Task to carry out: Count how many lines include "JSON" and answer with that number only.

[Figure contents as structured data]
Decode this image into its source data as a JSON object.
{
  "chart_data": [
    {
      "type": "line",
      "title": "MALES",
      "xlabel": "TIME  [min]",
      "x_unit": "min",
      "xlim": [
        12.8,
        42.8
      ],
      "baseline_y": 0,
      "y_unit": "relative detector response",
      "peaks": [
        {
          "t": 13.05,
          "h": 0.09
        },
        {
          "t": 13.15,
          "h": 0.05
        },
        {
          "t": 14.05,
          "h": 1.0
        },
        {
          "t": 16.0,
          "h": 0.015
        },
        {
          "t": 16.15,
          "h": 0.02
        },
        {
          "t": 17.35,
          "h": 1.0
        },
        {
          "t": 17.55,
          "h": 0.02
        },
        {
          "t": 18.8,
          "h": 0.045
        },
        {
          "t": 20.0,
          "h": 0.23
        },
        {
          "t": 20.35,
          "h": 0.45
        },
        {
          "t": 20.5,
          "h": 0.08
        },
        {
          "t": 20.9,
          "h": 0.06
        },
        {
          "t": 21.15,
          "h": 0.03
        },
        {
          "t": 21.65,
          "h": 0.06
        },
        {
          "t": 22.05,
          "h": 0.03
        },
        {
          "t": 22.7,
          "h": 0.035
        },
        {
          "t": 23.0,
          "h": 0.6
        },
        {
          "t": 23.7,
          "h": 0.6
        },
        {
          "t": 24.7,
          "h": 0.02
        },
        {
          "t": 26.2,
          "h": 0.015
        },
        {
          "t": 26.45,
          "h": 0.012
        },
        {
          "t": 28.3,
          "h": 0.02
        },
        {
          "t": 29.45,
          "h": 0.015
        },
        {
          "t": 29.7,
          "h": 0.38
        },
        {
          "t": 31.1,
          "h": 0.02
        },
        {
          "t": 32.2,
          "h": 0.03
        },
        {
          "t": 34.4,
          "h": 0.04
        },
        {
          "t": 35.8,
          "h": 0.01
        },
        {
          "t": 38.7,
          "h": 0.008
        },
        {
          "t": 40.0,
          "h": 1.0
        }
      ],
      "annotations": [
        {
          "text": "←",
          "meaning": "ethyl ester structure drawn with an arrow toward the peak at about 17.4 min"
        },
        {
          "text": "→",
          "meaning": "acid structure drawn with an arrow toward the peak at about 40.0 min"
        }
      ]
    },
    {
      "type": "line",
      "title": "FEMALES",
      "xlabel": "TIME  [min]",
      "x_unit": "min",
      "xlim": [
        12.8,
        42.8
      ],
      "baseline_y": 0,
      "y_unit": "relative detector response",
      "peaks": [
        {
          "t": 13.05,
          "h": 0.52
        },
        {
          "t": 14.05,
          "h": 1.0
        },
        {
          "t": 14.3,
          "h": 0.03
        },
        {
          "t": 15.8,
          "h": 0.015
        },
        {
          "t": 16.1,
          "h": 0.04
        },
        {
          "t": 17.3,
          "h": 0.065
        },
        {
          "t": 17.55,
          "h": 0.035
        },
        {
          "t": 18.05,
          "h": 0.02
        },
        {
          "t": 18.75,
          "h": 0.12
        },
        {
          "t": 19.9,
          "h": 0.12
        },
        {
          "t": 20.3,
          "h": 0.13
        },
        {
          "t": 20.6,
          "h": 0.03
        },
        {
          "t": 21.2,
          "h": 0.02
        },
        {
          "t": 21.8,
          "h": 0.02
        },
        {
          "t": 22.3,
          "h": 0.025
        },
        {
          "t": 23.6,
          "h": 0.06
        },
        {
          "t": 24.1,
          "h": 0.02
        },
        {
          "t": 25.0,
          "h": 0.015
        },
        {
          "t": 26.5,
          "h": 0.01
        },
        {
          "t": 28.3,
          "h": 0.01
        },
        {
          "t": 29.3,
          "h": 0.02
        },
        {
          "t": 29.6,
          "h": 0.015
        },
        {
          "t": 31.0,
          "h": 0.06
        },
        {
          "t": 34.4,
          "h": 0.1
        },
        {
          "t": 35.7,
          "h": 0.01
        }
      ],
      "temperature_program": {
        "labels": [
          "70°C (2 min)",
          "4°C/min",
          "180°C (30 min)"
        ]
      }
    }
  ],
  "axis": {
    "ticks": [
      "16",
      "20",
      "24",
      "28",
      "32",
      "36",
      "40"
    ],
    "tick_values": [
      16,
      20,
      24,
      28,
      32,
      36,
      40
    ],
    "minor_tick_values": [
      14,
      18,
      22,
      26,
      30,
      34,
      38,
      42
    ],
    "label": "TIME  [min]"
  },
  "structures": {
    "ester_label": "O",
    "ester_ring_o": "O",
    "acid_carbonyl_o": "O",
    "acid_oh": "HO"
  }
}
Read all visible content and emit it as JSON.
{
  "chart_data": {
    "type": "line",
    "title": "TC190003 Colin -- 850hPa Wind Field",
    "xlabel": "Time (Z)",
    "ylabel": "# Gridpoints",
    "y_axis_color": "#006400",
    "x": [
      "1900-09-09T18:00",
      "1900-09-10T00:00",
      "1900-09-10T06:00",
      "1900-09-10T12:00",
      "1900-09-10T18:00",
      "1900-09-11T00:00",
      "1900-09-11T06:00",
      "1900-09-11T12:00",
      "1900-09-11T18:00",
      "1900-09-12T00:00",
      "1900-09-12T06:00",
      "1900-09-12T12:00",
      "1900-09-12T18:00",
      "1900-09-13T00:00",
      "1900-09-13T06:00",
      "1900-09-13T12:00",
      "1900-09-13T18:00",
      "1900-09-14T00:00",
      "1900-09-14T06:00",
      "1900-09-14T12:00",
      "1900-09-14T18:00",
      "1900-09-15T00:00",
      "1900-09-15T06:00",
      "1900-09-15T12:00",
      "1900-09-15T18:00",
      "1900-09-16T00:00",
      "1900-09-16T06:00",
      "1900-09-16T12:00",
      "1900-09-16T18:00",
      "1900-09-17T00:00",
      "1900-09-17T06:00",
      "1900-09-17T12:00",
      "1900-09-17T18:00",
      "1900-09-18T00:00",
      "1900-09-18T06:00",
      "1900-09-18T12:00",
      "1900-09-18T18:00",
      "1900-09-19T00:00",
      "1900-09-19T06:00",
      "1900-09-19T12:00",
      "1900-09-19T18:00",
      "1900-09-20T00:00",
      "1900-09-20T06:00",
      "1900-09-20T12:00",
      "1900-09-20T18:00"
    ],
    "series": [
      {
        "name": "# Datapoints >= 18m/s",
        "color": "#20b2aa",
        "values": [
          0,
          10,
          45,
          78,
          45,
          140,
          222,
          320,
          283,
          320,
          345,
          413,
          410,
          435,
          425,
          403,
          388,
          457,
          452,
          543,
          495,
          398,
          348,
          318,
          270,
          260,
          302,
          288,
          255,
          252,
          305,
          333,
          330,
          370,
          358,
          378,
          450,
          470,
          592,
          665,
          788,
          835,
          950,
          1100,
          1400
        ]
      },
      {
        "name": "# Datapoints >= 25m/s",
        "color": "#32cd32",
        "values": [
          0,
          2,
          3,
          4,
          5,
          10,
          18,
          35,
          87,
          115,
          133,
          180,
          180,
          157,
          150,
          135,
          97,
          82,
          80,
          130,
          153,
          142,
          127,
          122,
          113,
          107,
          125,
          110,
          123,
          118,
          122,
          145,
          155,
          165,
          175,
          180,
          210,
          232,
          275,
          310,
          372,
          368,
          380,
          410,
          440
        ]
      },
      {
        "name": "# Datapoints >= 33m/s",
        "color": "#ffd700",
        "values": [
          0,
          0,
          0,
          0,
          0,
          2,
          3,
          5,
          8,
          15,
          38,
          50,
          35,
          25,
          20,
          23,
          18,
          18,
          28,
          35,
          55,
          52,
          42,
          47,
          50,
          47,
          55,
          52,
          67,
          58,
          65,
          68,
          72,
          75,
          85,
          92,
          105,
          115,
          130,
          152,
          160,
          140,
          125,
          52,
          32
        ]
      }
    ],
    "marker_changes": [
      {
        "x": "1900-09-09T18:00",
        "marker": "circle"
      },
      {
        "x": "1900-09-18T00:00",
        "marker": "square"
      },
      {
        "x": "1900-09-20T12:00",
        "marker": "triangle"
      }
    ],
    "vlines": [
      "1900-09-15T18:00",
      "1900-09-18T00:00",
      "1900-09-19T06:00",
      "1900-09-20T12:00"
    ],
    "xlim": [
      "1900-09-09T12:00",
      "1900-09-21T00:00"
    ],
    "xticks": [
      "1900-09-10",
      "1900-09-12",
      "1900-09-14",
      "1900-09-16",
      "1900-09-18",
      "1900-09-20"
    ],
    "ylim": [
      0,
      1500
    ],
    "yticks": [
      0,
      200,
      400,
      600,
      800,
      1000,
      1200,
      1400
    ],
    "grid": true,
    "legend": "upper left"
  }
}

Answer to this task: 2